[DATASET ENTRIES]

-- BEGIN --

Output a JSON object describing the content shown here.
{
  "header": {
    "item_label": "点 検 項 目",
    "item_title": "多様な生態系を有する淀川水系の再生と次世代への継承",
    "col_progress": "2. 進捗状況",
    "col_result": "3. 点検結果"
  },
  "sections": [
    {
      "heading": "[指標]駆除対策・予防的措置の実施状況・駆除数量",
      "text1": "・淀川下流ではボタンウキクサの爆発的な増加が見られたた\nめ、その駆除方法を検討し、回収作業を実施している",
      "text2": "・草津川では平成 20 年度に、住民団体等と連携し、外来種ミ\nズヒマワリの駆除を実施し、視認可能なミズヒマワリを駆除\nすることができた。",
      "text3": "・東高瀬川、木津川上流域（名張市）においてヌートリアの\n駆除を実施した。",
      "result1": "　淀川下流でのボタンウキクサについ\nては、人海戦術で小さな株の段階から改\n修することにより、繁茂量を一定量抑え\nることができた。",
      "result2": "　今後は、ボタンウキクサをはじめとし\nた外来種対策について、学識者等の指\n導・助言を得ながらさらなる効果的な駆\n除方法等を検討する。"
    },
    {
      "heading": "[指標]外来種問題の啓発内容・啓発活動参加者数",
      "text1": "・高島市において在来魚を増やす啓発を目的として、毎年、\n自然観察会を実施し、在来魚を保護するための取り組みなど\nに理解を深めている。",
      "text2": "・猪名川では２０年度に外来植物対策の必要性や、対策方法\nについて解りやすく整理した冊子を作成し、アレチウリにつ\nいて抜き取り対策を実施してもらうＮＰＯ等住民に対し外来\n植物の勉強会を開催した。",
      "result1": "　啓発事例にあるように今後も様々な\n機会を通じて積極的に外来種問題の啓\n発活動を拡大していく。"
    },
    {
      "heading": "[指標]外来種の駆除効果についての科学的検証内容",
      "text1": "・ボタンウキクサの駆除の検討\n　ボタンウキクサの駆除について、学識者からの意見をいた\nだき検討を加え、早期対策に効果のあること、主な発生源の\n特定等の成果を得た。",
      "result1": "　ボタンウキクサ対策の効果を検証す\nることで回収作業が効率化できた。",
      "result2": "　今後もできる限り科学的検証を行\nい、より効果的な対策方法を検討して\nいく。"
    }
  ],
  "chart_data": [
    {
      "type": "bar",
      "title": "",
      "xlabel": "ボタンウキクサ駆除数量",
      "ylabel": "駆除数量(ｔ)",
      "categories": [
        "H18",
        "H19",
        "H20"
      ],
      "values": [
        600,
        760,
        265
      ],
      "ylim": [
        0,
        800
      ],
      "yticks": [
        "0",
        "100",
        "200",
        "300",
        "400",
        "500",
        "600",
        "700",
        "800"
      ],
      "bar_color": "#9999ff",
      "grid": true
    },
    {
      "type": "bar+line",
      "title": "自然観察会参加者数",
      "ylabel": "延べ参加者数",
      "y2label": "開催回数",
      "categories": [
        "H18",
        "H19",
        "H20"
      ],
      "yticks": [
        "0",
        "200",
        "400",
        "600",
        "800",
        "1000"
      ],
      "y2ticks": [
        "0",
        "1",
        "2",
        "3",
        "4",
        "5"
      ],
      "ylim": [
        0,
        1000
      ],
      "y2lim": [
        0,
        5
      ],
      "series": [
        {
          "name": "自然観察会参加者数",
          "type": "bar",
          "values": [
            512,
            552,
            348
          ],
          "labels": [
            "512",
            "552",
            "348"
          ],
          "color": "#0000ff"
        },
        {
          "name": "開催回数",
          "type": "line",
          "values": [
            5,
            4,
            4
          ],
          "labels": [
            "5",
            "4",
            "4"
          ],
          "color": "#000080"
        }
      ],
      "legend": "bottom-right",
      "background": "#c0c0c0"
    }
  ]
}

-- END --

[WHAT IS ASKED]
Go through the entries and repeat each one exactly.

[PROBLEM SOLUTION]
Output a JSON object describing the content shown here.
{
  "header": {
    "item_label": "点 検 項 目",
    "item_title": "多様な生態系を有する淀川水系の再生と次世代への継承",
    "col_progress": "2. 進捗状況",
    "col_result": "3. 点検結果"
  },
  "sections": [
    {
      "heading": "[指標]駆除対策・予防的措置の実施状況・駆除数量",
      "text1": "・淀川下流ではボタンウキクサの爆発的な増加が見られたた\nめ、その駆除方法を検討し、回収作業を実施している",
      "text2": "・草津川では平成 20 年度に、住民団体等と連携し、外来種ミ\nズヒマワリの駆除を実施し、視認可能なミズヒマワリを駆除\nすることができた。",
      "text3": "・東高瀬川、木津川上流域（名張市）においてヌートリアの\n駆除を実施した。",
      "result1": "　淀川下流でのボタンウキクサについ\nては、人海戦術で小さな株の段階から改\n修することにより、繁茂量を一定量抑え\nることができた。",
      "result2": "　今後は、ボタンウキクサをはじめとし\nた外来種対策について、学識者等の指\n導・助言を得ながらさらなる効果的な駆\n除方法等を検討する。"
    },
    {
      "heading": "[指標]外来種問題の啓発内容・啓発活動参加者数",
      "text1": "・高島市において在来魚を増やす啓発を目的として、毎年、\n自然観察会を実施し、在来魚を保護するための取り組みなど\nに理解を深めている。",
      "text2": "・猪名川では２０年度に外来植物対策の必要性や、対策方法\nについて解りやすく整理した冊子を作成し、アレチウリにつ\nいて抜き取り対策を実施してもらうＮＰＯ等住民に対し外来\n植物の勉強会を開催した。",
      "result1": "　啓発事例にあるように今後も様々な\n機会を通じて積極的に外来種問題の啓\n発活動を拡大していく。"
    },
    {
      "heading": "[指標]外来種の駆除効果についての科学的検証内容",
      "text1": "・ボタンウキクサの駆除の検討\n　ボタンウキクサの駆除について、学識者からの意見をいた\nだき検討を加え、早期対策に効果のあること、主な発生源の\n特定等の成果を得た。",
      "result1": "　ボタンウキクサ対策の効果を検証す\nることで回収作業が効率化できた。",
      "result2": "　今後もできる限り科学的検証を行\nい、より効果的な対策方法を検討して\nいく。"
    }
  ],
  "chart_data": [
    {
      "type": "bar",
      "title": "",
      "xlabel": "ボタンウキクサ駆除数量",
      "ylabel": "駆除数量(ｔ)",
      "categories": [
        "H18",
        "H19",
        "H20"
      ],
      "values": [
        600,
        760,
        265
      ],
      "ylim": [
        0,
        800
      ],
      "yticks": [
        "0",
        "100",
        "200",
        "300",
        "400",
        "500",
        "600",
        "700",
        "800"
      ],
      "bar_color": "#9999ff",
      "grid": true
    },
    {
      "type": "bar+line",
      "title": "自然観察会参加者数",
      "ylabel": "延べ参加者数",
      "y2label": "開催回数",
      "categories": [
        "H18",
        "H19",
        "H20"
      ],
      "yticks": [
        "0",
        "200",
        "400",
        "600",
        "800",
        "1000"
      ],
      "y2ticks": [
        "0",
        "1",
        "2",
        "3",
        "4",
        "5"
      ],
      "ylim": [
        0,
        1000
      ],
      "y2lim": [
        0,
        5
      ],
      "series": [
        {
          "name": "自然観察会参加者数",
          "type": "bar",
          "values": [
            512,
            552,
            348
          ],
          "labels": [
            "512",
            "552",
            "348"
          ],
          "color": "#0000ff"
        },
        {
          "name": "開催回数",
          "type": "line",
          "values": [
            5,
            4,
            4
          ],
          "labels": [
            "5",
            "4",
            "4"
          ],
          "color": "#000080"
        }
      ],
      "legend": "bottom-right",
      "background": "#c0c0c0"
    }
  ]
}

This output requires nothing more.